Data extracted from a collection:
___

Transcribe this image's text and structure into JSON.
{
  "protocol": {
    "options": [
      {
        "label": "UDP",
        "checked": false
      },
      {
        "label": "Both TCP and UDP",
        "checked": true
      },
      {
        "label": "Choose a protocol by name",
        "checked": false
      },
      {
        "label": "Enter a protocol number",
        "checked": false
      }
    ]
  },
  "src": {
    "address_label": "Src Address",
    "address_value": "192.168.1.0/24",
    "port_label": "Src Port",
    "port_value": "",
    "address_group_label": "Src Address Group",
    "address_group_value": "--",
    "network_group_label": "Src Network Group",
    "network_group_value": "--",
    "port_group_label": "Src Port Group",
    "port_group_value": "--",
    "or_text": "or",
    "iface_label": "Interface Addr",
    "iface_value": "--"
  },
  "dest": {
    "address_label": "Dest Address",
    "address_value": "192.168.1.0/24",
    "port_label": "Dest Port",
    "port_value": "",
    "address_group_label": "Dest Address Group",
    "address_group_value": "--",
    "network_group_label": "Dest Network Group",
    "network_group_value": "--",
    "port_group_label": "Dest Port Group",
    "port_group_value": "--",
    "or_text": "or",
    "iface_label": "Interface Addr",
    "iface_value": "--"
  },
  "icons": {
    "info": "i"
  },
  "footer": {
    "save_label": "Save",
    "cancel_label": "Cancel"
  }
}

___

Exercise details
Extract every line of the records above that contains the word "protocol".

Finished task
  "protocol": {
        "label": "Choose a protocol by name",
        "label": "Enter a protocol number",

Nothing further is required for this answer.